Stated problem → Provide the records once more, identical to the original.

Part of a data file

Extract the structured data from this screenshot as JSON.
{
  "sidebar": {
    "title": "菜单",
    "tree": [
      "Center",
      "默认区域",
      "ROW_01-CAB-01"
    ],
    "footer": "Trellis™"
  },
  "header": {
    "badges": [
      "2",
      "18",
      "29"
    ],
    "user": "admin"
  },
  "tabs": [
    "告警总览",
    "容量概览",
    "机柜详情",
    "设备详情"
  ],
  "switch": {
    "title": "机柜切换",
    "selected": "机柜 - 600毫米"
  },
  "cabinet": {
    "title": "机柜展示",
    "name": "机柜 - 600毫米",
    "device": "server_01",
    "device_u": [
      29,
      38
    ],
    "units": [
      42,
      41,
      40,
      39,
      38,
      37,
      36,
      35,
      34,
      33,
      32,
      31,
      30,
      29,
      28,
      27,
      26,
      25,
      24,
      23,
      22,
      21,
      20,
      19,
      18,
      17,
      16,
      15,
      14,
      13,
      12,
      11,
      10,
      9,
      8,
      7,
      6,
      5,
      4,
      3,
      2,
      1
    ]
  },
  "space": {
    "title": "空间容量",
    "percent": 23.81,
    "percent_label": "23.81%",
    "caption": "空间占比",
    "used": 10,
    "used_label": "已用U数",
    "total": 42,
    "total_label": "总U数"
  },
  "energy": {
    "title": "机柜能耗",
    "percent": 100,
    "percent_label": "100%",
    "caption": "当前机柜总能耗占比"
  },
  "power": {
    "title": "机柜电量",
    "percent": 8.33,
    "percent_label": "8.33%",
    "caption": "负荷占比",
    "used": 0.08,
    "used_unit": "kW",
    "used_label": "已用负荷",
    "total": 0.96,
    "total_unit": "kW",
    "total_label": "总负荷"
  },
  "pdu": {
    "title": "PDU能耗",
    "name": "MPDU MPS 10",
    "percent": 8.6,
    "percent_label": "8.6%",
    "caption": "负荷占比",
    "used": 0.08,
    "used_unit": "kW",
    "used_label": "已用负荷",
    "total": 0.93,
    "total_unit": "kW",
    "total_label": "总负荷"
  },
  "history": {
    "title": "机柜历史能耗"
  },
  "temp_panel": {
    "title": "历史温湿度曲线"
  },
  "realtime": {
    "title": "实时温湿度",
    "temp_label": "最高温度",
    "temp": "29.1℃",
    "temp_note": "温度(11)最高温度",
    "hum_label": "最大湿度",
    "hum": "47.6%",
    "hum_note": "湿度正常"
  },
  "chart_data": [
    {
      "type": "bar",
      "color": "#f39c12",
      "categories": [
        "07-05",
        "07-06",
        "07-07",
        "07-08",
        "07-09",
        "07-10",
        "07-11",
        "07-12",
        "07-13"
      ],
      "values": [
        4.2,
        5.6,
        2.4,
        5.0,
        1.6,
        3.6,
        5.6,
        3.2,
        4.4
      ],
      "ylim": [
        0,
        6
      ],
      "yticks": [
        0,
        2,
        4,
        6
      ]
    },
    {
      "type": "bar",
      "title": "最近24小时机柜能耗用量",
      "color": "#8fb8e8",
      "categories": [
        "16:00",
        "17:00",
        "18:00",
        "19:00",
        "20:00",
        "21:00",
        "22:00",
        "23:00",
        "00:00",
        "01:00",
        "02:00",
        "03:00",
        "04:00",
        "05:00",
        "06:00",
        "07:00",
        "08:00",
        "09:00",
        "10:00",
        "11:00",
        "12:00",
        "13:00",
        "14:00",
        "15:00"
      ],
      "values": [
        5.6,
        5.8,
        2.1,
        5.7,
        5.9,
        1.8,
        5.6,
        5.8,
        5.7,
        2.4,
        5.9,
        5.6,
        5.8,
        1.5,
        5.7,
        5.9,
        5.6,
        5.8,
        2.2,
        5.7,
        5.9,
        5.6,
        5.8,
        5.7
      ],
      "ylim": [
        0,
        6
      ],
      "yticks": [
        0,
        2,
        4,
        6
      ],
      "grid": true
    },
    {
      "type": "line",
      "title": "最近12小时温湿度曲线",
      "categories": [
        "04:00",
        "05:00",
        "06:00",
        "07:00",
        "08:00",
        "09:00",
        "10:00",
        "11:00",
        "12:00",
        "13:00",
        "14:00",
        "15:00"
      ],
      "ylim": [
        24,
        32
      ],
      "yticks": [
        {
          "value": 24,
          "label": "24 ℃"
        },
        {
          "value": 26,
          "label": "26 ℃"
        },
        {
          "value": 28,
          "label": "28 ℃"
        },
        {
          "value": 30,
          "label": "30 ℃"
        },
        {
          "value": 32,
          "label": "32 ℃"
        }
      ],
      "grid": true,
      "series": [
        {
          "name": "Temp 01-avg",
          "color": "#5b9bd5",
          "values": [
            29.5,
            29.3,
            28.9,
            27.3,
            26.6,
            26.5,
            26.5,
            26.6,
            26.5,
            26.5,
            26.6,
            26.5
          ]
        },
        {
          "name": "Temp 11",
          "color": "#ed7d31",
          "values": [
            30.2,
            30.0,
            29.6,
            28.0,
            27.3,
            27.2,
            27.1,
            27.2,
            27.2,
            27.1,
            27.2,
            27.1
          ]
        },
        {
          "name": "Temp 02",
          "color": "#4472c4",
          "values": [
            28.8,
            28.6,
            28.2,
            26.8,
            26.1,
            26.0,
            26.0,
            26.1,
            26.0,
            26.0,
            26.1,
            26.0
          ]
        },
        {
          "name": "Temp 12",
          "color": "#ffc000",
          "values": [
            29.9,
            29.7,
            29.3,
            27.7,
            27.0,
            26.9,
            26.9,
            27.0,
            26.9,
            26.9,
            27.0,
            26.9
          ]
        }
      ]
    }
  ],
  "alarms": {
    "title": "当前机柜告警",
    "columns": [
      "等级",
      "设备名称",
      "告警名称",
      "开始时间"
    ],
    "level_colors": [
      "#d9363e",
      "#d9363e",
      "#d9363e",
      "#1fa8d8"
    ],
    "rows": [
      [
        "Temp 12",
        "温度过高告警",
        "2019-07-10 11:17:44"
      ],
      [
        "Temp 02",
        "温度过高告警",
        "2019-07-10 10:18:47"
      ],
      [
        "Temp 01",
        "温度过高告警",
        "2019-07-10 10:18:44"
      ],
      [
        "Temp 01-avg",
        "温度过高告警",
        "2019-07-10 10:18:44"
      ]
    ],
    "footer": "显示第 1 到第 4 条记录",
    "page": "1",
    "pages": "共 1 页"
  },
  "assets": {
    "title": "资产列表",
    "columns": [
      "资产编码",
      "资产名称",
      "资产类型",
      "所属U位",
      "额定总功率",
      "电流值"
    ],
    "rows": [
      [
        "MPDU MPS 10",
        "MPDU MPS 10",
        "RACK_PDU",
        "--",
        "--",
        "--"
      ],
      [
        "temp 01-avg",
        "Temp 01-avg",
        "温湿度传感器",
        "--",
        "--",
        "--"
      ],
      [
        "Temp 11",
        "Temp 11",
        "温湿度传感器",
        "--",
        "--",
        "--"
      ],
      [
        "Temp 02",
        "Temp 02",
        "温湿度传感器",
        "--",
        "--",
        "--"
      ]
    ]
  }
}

Worked answer →
Extract the structured data from this screenshot as JSON.
{
  "sidebar": {
    "title": "菜单",
    "tree": [
      "Center",
      "默认区域",
      "ROW_01-CAB-01"
    ],
    "footer": "Trellis™"
  },
  "header": {
    "badges": [
      "2",
      "18",
      "29"
    ],
    "user": "admin"
  },
  "tabs": [
    "告警总览",
    "容量概览",
    "机柜详情",
    "设备详情"
  ],
  "switch": {
    "title": "机柜切换",
    "selected": "机柜 - 600毫米"
  },
  "cabinet": {
    "title": "机柜展示",
    "name": "机柜 - 600毫米",
    "device": "server_01",
    "device_u": [
      29,
      38
    ],
    "units": [
      42,
      41,
      40,
      39,
      38,
      37,
      36,
      35,
      34,
      33,
      32,
      31,
      30,
      29,
      28,
      27,
      26,
      25,
      24,
      23,
      22,
      21,
      20,
      19,
      18,
      17,
      16,
      15,
      14,
      13,
      12,
      11,
      10,
      9,
      8,
      7,
      6,
      5,
      4,
      3,
      2,
      1
    ]
  },
  "space": {
    "title": "空间容量",
    "percent": 23.81,
    "percent_label": "23.81%",
    "caption": "空间占比",
    "used": 10,
    "used_label": "已用U数",
    "total": 42,
    "total_label": "总U数"
  },
  "energy": {
    "title": "机柜能耗",
    "percent": 100,
    "percent_label": "100%",
    "caption": "当前机柜总能耗占比"
  },
  "power": {
    "title": "机柜电量",
    "percent": 8.33,
    "percent_label": "8.33%",
    "caption": "负荷占比",
    "used": 0.08,
    "used_unit": "kW",
    "used_label": "已用负荷",
    "total": 0.96,
    "total_unit": "kW",
    "total_label": "总负荷"
  },
  "pdu": {
    "title": "PDU能耗",
    "name": "MPDU MPS 10",
    "percent": 8.6,
    "percent_label": "8.6%",
    "caption": "负荷占比",
    "used": 0.08,
    "used_unit": "kW",
    "used_label": "已用负荷",
    "total": 0.93,
    "total_unit": "kW",
    "total_label": "总负荷"
  },
  "history": {
    "title": "机柜历史能耗"
  },
  "temp_panel": {
    "title": "历史温湿度曲线"
  },
  "realtime": {
    "title": "实时温湿度",
    "temp_label": "最高温度",
    "temp": "29.1℃",
    "temp_note": "温度(11)最高温度",
    "hum_label": "最大湿度",
    "hum": "47.6%",
    "hum_note": "湿度正常"
  },
  "chart_data": [
    {
      "type": "bar",
      "color": "#f39c12",
      "categories": [
        "07-05",
        "07-06",
        "07-07",
        "07-08",
        "07-09",
        "07-10",
        "07-11",
        "07-12",
        "07-13"
      ],
      "values": [
        4.2,
        5.6,
        2.4,
        5.0,
        1.6,
        3.6,
        5.6,
        3.2,
        4.4
      ],
      "ylim": [
        0,
        6
      ],
      "yticks": [
        0,
        2,
        4,
        6
      ]
    },
    {
      "type": "bar",
      "title": "最近24小时机柜能耗用量",
      "color": "#8fb8e8",
      "categories": [
        "16:00",
        "17:00",
        "18:00",
        "19:00",
        "20:00",
        "21:00",
        "22:00",
        "23:00",
        "00:00",
        "01:00",
        "02:00",
        "03:00",
        "04:00",
        "05:00",
        "06:00",
        "07:00",
        "08:00",
        "09:00",
        "10:00",
        "11:00",
        "12:00",
        "13:00",
        "14:00",
        "15:00"
      ],
      "values": [
        5.6,
        5.8,
        2.1,
        5.7,
        5.9,
        1.8,
        5.6,
        5.8,
        5.7,
        2.4,
        5.9,
        5.6,
        5.8,
        1.5,
        5.7,
        5.9,
        5.6,
        5.8,
        2.2,
        5.7,
        5.9,
        5.6,
        5.8,
        5.7
      ],
      "ylim": [
        0,
        6
      ],
      "yticks": [
        0,
        2,
        4,
        6
      ],
      "grid": true
    },
    {
      "type": "line",
      "title": "最近12小时温湿度曲线",
      "categories": [
        "04:00",
        "05:00",
        "06:00",
        "07:00",
        "08:00",
        "09:00",
        "10:00",
        "11:00",
        "12:00",
        "13:00",
        "14:00",
        "15:00"
      ],
      "ylim": [
        24,
        32
      ],
      "yticks": [
        {
          "value": 24,
          "label": "24 ℃"
        },
        {
          "value": 26,
          "label": "26 ℃"
        },
        {
          "value": 28,
          "label": "28 ℃"
        },
        {
          "value": 30,
          "label": "30 ℃"
        },
        {
          "value": 32,
          "label": "32 ℃"
        }
      ],
      "grid": true,
      "series": [
        {
          "name": "Temp 01-avg",
          "color": "#5b9bd5",
          "values": [
            29.5,
            29.3,
            28.9,
            27.3,
            26.6,
            26.5,
            26.5,
            26.6,
            26.5,
            26.5,
            26.6,
            26.5
          ]
        },
        {
          "name": "Temp 11",
          "color": "#ed7d31",
          "values": [
            30.2,
            30.0,
            29.6,
            28.0,
            27.3,
            27.2,
            27.1,
            27.2,
            27.2,
            27.1,
            27.2,
            27.1
          ]
        },
        {
          "name": "Temp 02",
          "color": "#4472c4",
          "values": [
            28.8,
            28.6,
            28.2,
            26.8,
            26.1,
            26.0,
            26.0,
            26.1,
            26.0,
            26.0,
            26.1,
            26.0
          ]
        },
        {
          "name": "Temp 12",
          "color": "#ffc000",
          "values": [
            29.9,
            29.7,
            29.3,
            27.7,
            27.0,
            26.9,
            26.9,
            27.0,
            26.9,
            26.9,
            27.0,
            26.9
          ]
        }
      ]
    }
  ],
  "alarms": {
    "title": "当前机柜告警",
    "columns": [
      "等级",
      "设备名称",
      "告警名称",
      "开始时间"
    ],
    "level_colors": [
      "#d9363e",
      "#d9363e",
      "#d9363e",
      "#1fa8d8"
    ],
    "rows": [
      [
        "Temp 12",
        "温度过高告警",
        "2019-07-10 11:17:44"
      ],
      [
        "Temp 02",
        "温度过高告警",
        "2019-07-10 10:18:47"
      ],
      [
        "Temp 01",
        "温度过高告警",
        "2019-07-10 10:18:44"
      ],
      [
        "Temp 01-avg",
        "温度过高告警",
        "2019-07-10 10:18:44"
      ]
    ],
    "footer": "显示第 1 到第 4 条记录",
    "page": "1",
    "pages": "共 1 页"
  },
  "assets": {
    "title": "资产列表",
    "columns": [
      "资产编码",
      "资产名称",
      "资产类型",
      "所属U位",
      "额定总功率",
      "电流值"
    ],
    "rows": [
      [
        "MPDU MPS 10",
        "MPDU MPS 10",
        "RACK_PDU",
        "--",
        "--",
        "--"
      ],
      [
        "temp 01-avg",
        "Temp 01-avg",
        "温湿度传感器",
        "--",
        "--",
        "--"
      ],
      [
        "Temp 11",
        "Temp 11",
        "温湿度传感器",
        "--",
        "--",
        "--"
      ],
      [
        "Temp 02",
        "Temp 02",
        "温湿度传感器",
        "--",
        "--",
        "--"
      ]
    ]
  }
}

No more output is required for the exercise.